Description of the task:
Using the records that follow, copy every line containing the word "range".

(Extracts from a graphics dataset)
::::
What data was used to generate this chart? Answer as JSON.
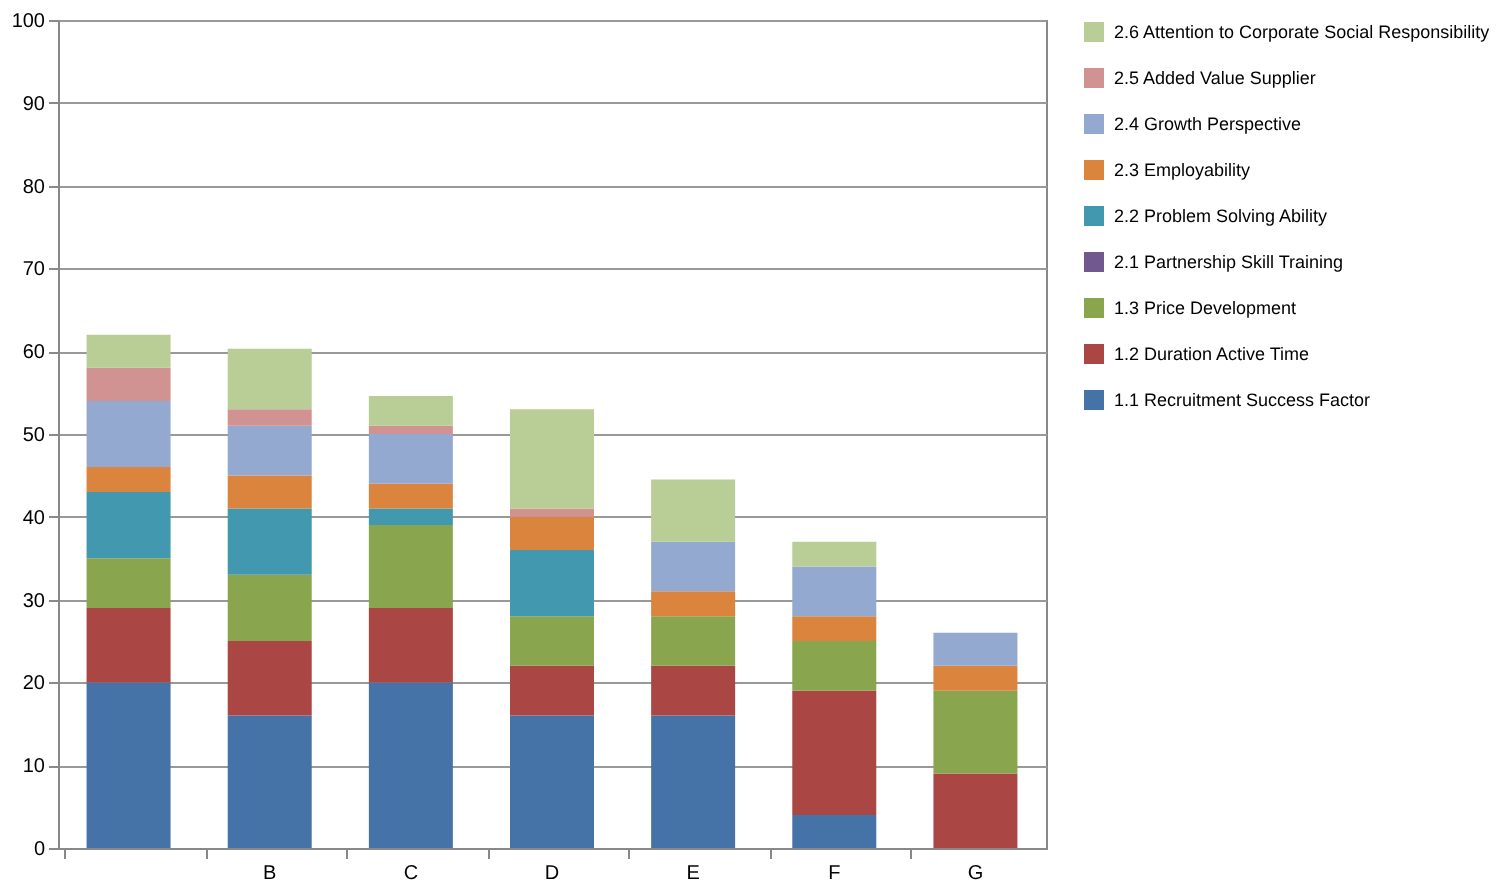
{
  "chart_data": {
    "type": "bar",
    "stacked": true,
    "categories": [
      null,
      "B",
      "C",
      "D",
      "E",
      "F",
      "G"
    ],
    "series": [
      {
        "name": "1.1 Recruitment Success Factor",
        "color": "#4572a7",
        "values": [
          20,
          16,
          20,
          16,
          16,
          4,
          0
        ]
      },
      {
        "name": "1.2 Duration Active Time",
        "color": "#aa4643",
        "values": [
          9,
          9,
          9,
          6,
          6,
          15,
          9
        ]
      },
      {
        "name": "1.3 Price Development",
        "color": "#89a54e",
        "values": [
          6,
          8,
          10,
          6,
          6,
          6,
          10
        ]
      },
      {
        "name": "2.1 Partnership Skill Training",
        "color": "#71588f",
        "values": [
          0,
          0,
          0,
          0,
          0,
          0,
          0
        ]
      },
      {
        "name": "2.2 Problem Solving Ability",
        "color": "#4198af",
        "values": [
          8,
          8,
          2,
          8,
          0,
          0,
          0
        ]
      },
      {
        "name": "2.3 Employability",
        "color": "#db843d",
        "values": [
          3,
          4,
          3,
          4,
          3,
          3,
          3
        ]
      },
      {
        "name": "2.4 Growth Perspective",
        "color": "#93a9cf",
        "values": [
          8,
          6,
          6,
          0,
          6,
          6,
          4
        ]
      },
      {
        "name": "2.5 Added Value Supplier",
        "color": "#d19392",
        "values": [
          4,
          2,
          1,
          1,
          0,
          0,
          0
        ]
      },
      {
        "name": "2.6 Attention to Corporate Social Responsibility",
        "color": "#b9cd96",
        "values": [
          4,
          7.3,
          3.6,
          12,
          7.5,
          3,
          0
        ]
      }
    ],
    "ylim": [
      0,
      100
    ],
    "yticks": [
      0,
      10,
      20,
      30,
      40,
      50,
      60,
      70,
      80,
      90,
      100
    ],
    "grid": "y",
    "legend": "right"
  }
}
::::
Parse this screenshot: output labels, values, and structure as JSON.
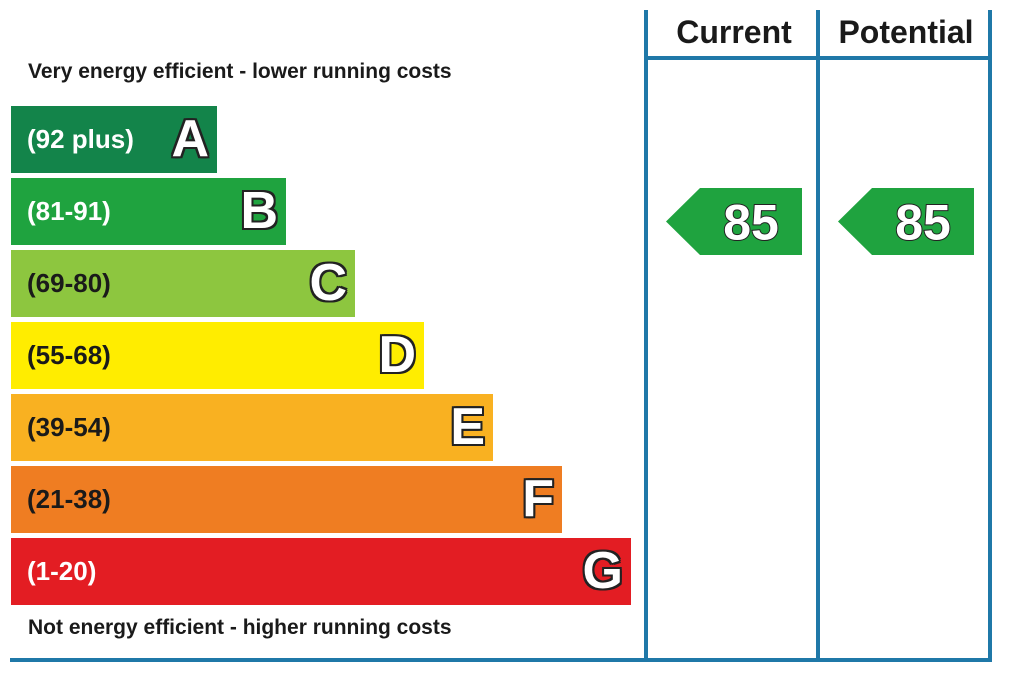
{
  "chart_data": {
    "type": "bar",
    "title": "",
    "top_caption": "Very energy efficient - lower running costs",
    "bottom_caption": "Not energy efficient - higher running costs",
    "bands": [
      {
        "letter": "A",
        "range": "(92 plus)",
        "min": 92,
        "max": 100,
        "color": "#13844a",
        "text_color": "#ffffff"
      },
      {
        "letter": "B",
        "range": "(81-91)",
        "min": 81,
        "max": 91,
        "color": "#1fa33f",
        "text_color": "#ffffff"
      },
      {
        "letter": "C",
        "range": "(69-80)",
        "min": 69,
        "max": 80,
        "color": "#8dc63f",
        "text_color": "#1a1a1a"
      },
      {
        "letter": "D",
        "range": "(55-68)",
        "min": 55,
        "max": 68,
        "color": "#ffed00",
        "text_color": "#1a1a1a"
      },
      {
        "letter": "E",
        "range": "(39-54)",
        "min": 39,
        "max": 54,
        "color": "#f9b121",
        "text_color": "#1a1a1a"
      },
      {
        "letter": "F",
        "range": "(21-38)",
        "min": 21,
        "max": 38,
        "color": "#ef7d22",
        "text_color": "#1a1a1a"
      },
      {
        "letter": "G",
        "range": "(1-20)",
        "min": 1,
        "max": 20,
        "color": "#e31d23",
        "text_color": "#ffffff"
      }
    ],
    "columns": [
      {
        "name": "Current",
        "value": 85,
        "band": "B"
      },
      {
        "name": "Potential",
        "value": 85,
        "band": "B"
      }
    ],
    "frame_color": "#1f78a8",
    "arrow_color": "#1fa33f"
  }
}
::::
Finished task:
        "range": "(92 plus)",
        "range": "(81-91)",
        "range": "(69-80)",
        "range": "(55-68)",
        "range": "(39-54)",
        "range": "(21-38)",
        "range": "(1-20)",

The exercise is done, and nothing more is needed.